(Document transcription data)
·····
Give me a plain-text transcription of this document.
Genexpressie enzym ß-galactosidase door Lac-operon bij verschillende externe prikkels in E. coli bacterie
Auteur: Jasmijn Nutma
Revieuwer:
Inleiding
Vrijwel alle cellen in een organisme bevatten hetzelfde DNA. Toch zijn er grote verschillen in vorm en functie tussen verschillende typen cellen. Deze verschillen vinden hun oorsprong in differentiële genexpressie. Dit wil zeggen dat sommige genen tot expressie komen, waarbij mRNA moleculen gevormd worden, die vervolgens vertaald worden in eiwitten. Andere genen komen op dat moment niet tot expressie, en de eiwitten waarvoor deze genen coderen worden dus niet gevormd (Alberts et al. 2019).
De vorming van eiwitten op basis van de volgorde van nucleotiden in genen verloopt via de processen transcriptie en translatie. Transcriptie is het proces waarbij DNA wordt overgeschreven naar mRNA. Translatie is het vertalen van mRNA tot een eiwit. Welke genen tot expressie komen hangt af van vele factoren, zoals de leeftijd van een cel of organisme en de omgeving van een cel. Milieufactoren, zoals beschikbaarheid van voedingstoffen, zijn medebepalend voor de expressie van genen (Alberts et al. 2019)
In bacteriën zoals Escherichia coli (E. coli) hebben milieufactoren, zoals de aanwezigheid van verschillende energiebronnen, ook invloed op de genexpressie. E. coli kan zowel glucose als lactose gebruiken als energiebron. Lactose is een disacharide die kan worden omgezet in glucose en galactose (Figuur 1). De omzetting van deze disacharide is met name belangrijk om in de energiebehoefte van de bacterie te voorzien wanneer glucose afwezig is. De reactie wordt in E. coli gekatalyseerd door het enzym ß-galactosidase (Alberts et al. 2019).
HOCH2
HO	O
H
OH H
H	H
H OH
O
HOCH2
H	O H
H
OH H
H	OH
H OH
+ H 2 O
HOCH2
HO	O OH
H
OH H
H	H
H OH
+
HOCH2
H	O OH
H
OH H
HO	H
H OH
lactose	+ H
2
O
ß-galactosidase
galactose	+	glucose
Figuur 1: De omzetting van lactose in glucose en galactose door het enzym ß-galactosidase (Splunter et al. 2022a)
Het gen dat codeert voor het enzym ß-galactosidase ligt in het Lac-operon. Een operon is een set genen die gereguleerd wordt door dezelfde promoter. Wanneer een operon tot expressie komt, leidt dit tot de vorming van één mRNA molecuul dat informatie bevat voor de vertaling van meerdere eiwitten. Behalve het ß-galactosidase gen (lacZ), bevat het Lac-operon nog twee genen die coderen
·····
*EXERCISE INSTRUCTIONS*:
All of the data above is to be given again, word for word.

*TASK ANSWER*:
Give me a plain-text transcription of this document.
Genexpressie enzym ß-galactosidase door Lac-operon bij verschillende externe prikkels in E. coli bacterie
Auteur: Jasmijn Nutma
Revieuwer:
Inleiding
Vrijwel alle cellen in een organisme bevatten hetzelfde DNA. Toch zijn er grote verschillen in vorm en functie tussen verschillende typen cellen. Deze verschillen vinden hun oorsprong in differentiële genexpressie. Dit wil zeggen dat sommige genen tot expressie komen, waarbij mRNA moleculen gevormd worden, die vervolgens vertaald worden in eiwitten. Andere genen komen op dat moment niet tot expressie, en de eiwitten waarvoor deze genen coderen worden dus niet gevormd (Alberts et al. 2019).
De vorming van eiwitten op basis van de volgorde van nucleotiden in genen verloopt via de processen transcriptie en translatie. Transcriptie is het proces waarbij DNA wordt overgeschreven naar mRNA. Translatie is het vertalen van mRNA tot een eiwit. Welke genen tot expressie komen hangt af van vele factoren, zoals de leeftijd van een cel of organisme en de omgeving van een cel. Milieufactoren, zoals beschikbaarheid van voedingstoffen, zijn medebepalend voor de expressie van genen (Alberts et al. 2019)
In bacteriën zoals Escherichia coli (E. coli) hebben milieufactoren, zoals de aanwezigheid van verschillende energiebronnen, ook invloed op de genexpressie. E. coli kan zowel glucose als lactose gebruiken als energiebron. Lactose is een disacharide die kan worden omgezet in glucose en galactose (Figuur 1). De omzetting van deze disacharide is met name belangrijk om in de energiebehoefte van de bacterie te voorzien wanneer glucose afwezig is. De reactie wordt in E. coli gekatalyseerd door het enzym ß-galactosidase (Alberts et al. 2019).
HOCH2
HO	O
H
OH H
H	H
H OH
O
HOCH2
H	O H
H
OH H
H	OH
H OH
+ H 2 O
HOCH2
HO	O OH
H
OH H
H	H
H OH
+
HOCH2
H	O OH
H
OH H
HO	H
H OH
lactose	+ H
2
O
ß-galactosidase
galactose	+	glucose
Figuur 1: De omzetting van lactose in glucose en galactose door het enzym ß-galactosidase (Splunter et al. 2022a)
Het gen dat codeert voor het enzym ß-galactosidase ligt in het Lac-operon. Een operon is een set genen die gereguleerd wordt door dezelfde promoter. Wanneer een operon tot expressie komt, leidt dit tot de vorming van één mRNA molecuul dat informatie bevat voor de vertaling van meerdere eiwitten. Behalve het ß-galactosidase gen (lacZ), bevat het Lac-operon nog twee genen die coderen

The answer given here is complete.